Stored data:
────

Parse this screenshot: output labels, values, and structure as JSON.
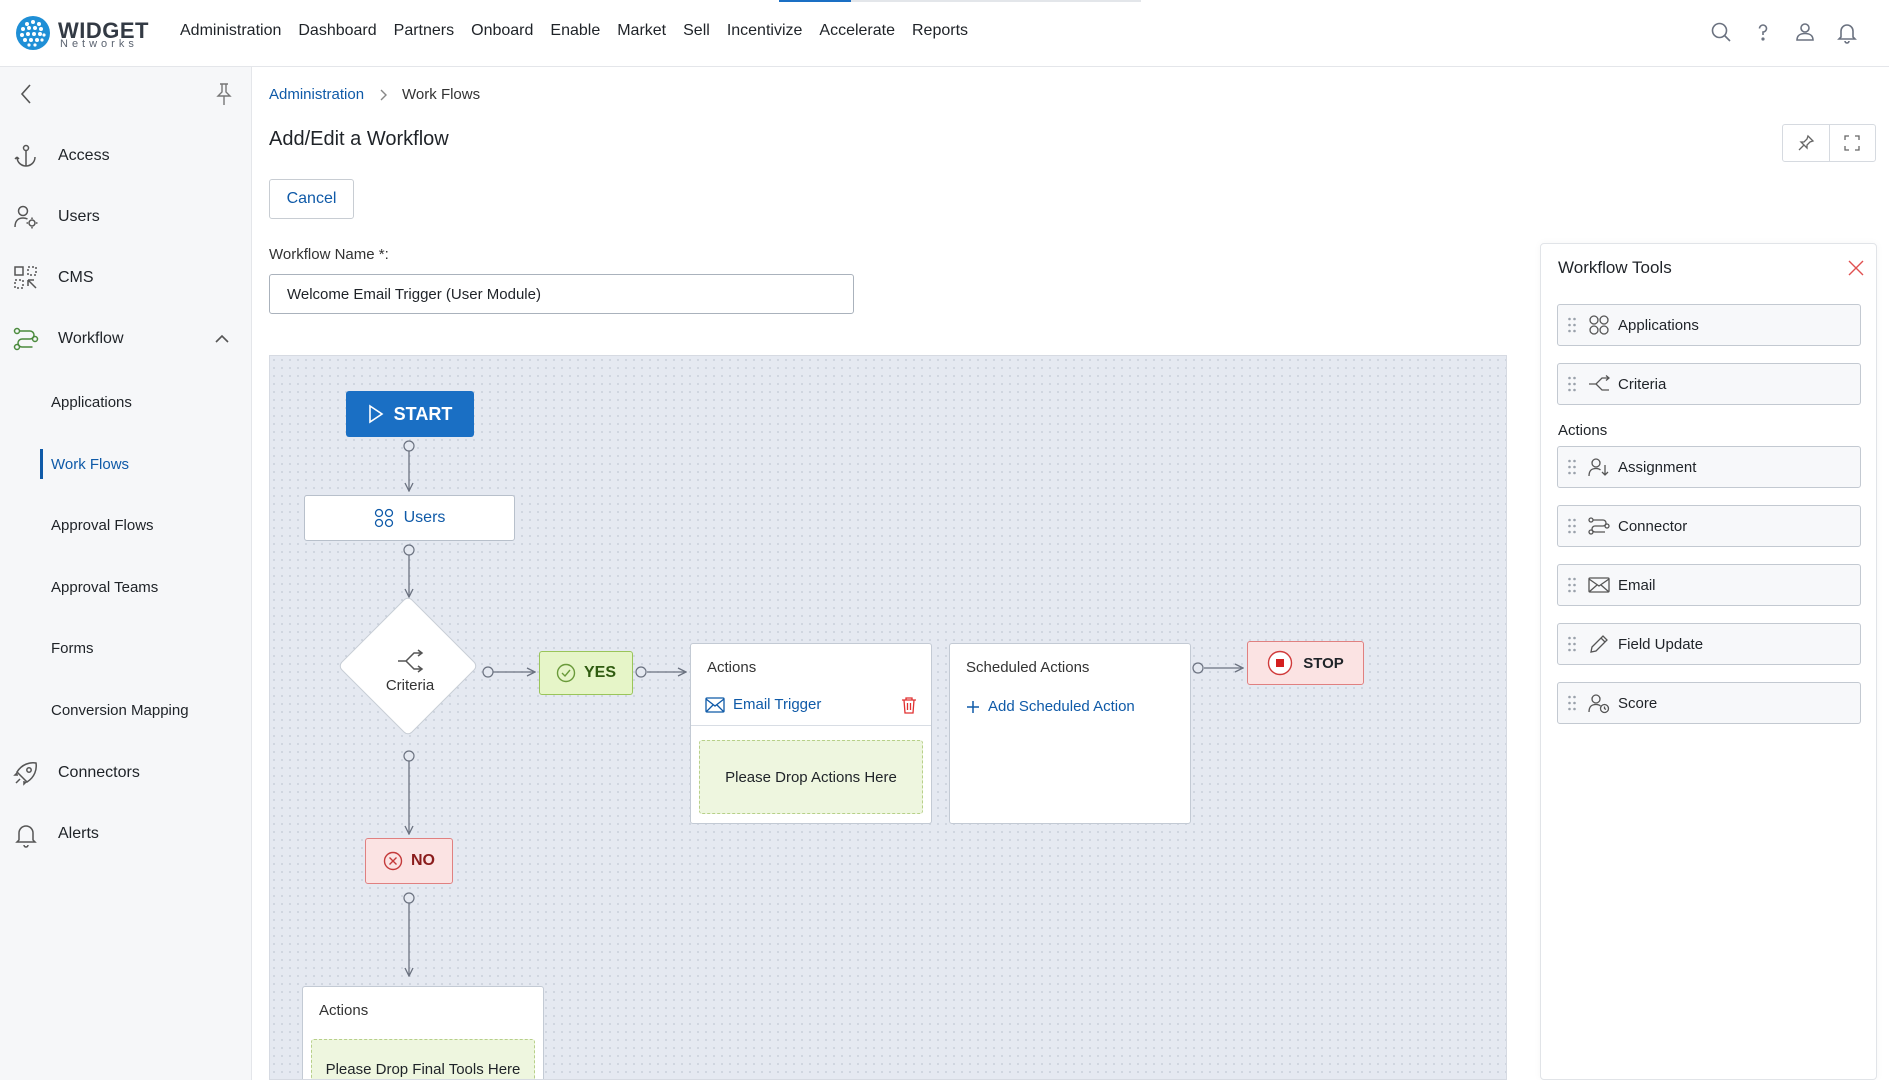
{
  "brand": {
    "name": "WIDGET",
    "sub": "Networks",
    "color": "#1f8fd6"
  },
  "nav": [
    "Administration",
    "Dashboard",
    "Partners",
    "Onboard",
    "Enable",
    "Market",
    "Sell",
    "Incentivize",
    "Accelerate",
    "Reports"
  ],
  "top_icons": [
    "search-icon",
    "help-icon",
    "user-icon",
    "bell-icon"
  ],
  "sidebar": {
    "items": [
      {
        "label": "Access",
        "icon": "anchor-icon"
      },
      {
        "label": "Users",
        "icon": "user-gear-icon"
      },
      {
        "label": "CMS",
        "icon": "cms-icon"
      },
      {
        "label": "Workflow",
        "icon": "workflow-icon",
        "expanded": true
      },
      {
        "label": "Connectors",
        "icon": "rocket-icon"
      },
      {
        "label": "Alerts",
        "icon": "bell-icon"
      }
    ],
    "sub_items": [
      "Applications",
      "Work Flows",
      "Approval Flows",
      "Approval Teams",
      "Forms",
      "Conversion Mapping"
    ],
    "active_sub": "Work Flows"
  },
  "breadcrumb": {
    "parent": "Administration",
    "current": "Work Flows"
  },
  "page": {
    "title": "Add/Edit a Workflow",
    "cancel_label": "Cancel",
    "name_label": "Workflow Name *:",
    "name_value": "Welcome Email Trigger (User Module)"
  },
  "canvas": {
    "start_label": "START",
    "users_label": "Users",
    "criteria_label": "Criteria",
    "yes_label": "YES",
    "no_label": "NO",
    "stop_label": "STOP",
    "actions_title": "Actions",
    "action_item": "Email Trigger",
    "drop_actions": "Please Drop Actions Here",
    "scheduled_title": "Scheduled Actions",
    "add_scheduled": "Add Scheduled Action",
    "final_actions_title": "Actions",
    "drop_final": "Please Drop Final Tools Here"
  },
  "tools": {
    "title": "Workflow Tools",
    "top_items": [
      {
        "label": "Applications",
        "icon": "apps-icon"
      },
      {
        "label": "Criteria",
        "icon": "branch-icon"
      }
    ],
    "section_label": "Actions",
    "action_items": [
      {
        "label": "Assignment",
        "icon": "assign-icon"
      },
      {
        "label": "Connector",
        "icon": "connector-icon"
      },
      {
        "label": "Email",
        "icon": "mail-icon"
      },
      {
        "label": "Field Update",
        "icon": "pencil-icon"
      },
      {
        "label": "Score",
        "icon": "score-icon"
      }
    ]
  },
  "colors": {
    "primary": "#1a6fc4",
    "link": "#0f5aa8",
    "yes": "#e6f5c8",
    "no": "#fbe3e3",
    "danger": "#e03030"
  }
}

────

Transcribe the listing above verbatim. Omit the pictures.

Parse this screenshot: output labels, values, and structure as JSON.
{
  "brand": {
    "name": "WIDGET",
    "sub": "Networks",
    "color": "#1f8fd6"
  },
  "nav": [
    "Administration",
    "Dashboard",
    "Partners",
    "Onboard",
    "Enable",
    "Market",
    "Sell",
    "Incentivize",
    "Accelerate",
    "Reports"
  ],
  "top_icons": [
    "search-icon",
    "help-icon",
    "user-icon",
    "bell-icon"
  ],
  "sidebar": {
    "items": [
      {
        "label": "Access",
        "icon": "anchor-icon"
      },
      {
        "label": "Users",
        "icon": "user-gear-icon"
      },
      {
        "label": "CMS",
        "icon": "cms-icon"
      },
      {
        "label": "Workflow",
        "icon": "workflow-icon",
        "expanded": true
      },
      {
        "label": "Connectors",
        "icon": "rocket-icon"
      },
      {
        "label": "Alerts",
        "icon": "bell-icon"
      }
    ],
    "sub_items": [
      "Applications",
      "Work Flows",
      "Approval Flows",
      "Approval Teams",
      "Forms",
      "Conversion Mapping"
    ],
    "active_sub": "Work Flows"
  },
  "breadcrumb": {
    "parent": "Administration",
    "current": "Work Flows"
  },
  "page": {
    "title": "Add/Edit a Workflow",
    "cancel_label": "Cancel",
    "name_label": "Workflow Name *:",
    "name_value": "Welcome Email Trigger (User Module)"
  },
  "canvas": {
    "start_label": "START",
    "users_label": "Users",
    "criteria_label": "Criteria",
    "yes_label": "YES",
    "no_label": "NO",
    "stop_label": "STOP",
    "actions_title": "Actions",
    "action_item": "Email Trigger",
    "drop_actions": "Please Drop Actions Here",
    "scheduled_title": "Scheduled Actions",
    "add_scheduled": "Add Scheduled Action",
    "final_actions_title": "Actions",
    "drop_final": "Please Drop Final Tools Here"
  },
  "tools": {
    "title": "Workflow Tools",
    "top_items": [
      {
        "label": "Applications",
        "icon": "apps-icon"
      },
      {
        "label": "Criteria",
        "icon": "branch-icon"
      }
    ],
    "section_label": "Actions",
    "action_items": [
      {
        "label": "Assignment",
        "icon": "assign-icon"
      },
      {
        "label": "Connector",
        "icon": "connector-icon"
      },
      {
        "label": "Email",
        "icon": "mail-icon"
      },
      {
        "label": "Field Update",
        "icon": "pencil-icon"
      },
      {
        "label": "Score",
        "icon": "score-icon"
      }
    ]
  },
  "colors": {
    "primary": "#1a6fc4",
    "link": "#0f5aa8",
    "yes": "#e6f5c8",
    "no": "#fbe3e3",
    "danger": "#e03030"
  }
}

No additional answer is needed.